## Set task
Extract every line that includes the string "this".

## Exercise input
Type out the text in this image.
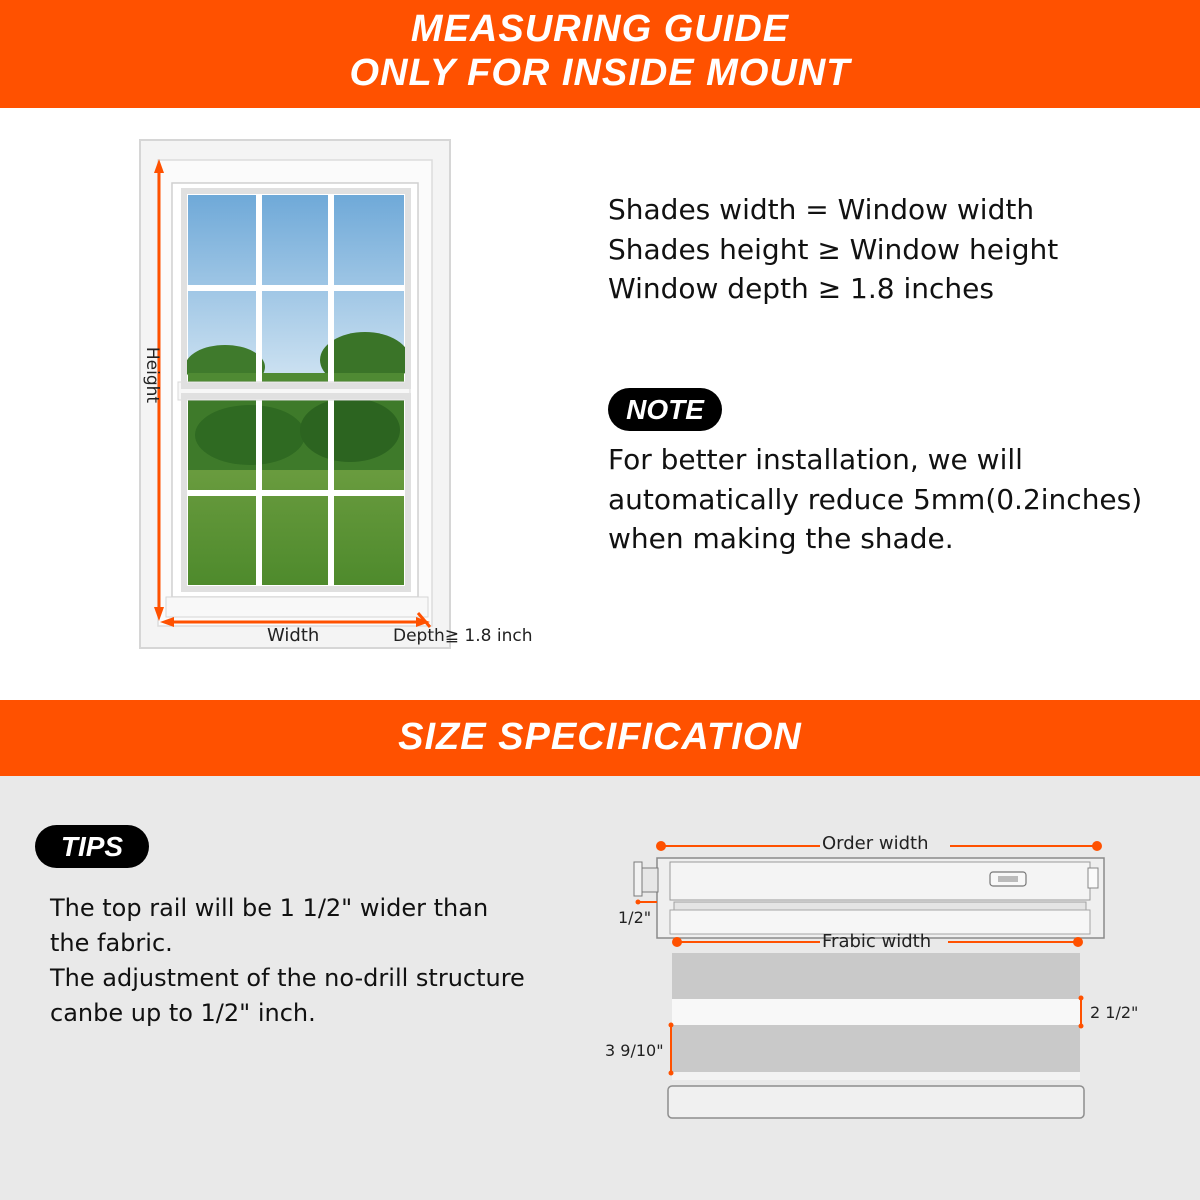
MEASURING GUIDE
ONLY FOR INSIDE MOUNT
Height
Width	Depth≧ 1.8 inch
Shades width = Window width
Shades height ≥ Window height
Window depth ≥ 1.8 inches
NOTE
For better installation, we will
automatically reduce 5mm(0.2inches)
when making the shade.
SIZE SPECIFICATION
TIPS
The top rail will be 1 1/2" wider than
the fabric.
The adjustment of the no-drill structure
canbe up to 1/2" inch.
Order width
Frabic width
1/2"
2 1/2"
3 9/10"
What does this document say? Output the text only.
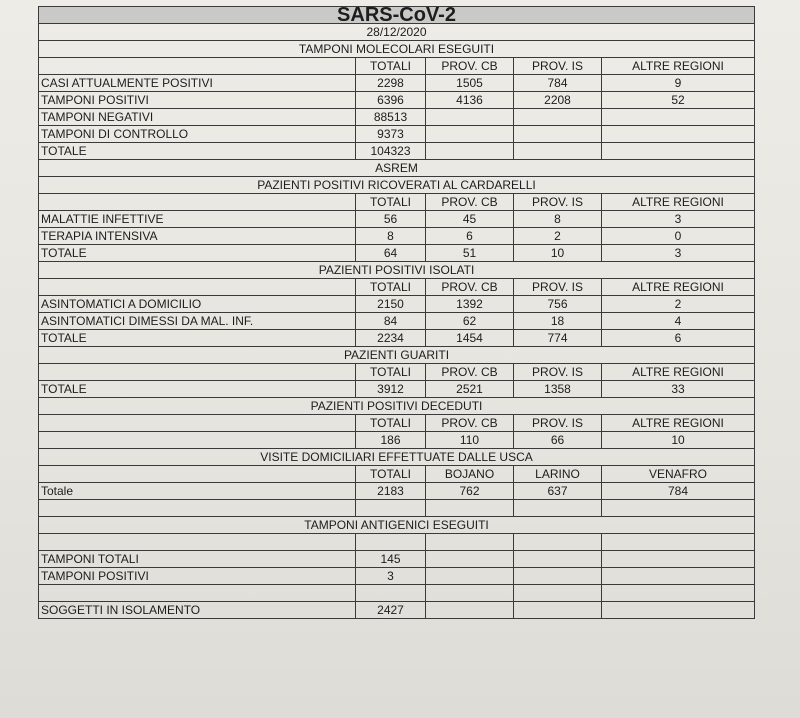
SARS-CoV-2				
28/12/2020				
TAMPONI MOLECOLARI ESEGUITI				
	TOTALI	PROV. CB	PROV. IS	ALTRE REGIONI
CASI ATTUALMENTE POSITIVI	2298	1505	784	9
TAMPONI POSITIVI	6396	4136	2208	52
TAMPONI NEGATIVI	88513			
TAMPONI DI CONTROLLO	9373			
TOTALE	104323			
ASREM				
PAZIENTI POSITIVI RICOVERATI AL CARDARELLI				
	TOTALI	PROV. CB	PROV. IS	ALTRE REGIONI
MALATTIE INFETTIVE	56	45	8	3
TERAPIA INTENSIVA	8	6	2	0
TOTALE	64	51	10	3
PAZIENTI POSITIVI ISOLATI				
	TOTALI	PROV. CB	PROV. IS	ALTRE REGIONI
ASINTOMATICI A DOMICILIO	2150	1392	756	2
ASINTOMATICI DIMESSI DA MAL. INF.	84	62	18	4
TOTALE	2234	1454	774	6
PAZIENTI GUARITI				
	TOTALI	PROV. CB	PROV. IS	ALTRE REGIONI
TOTALE	3912	2521	1358	33
PAZIENTI POSITIVI DECEDUTI				
	TOTALI	PROV. CB	PROV. IS	ALTRE REGIONI
	186	110	66	10
VISITE DOMICILIARI EFFETTUATE DALLE USCA				
	TOTALI	BOJANO	LARINO	VENAFRO
Totale	2183	762	637	784

TAMPONI ANTIGENICI ESEGUITI				

TAMPONI TOTALI	145			
TAMPONI POSITIVI	3			

SOGGETTI IN ISOLAMENTO	2427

## Finished exercise
Type out the text in this image.
What does this document say? Output the text only.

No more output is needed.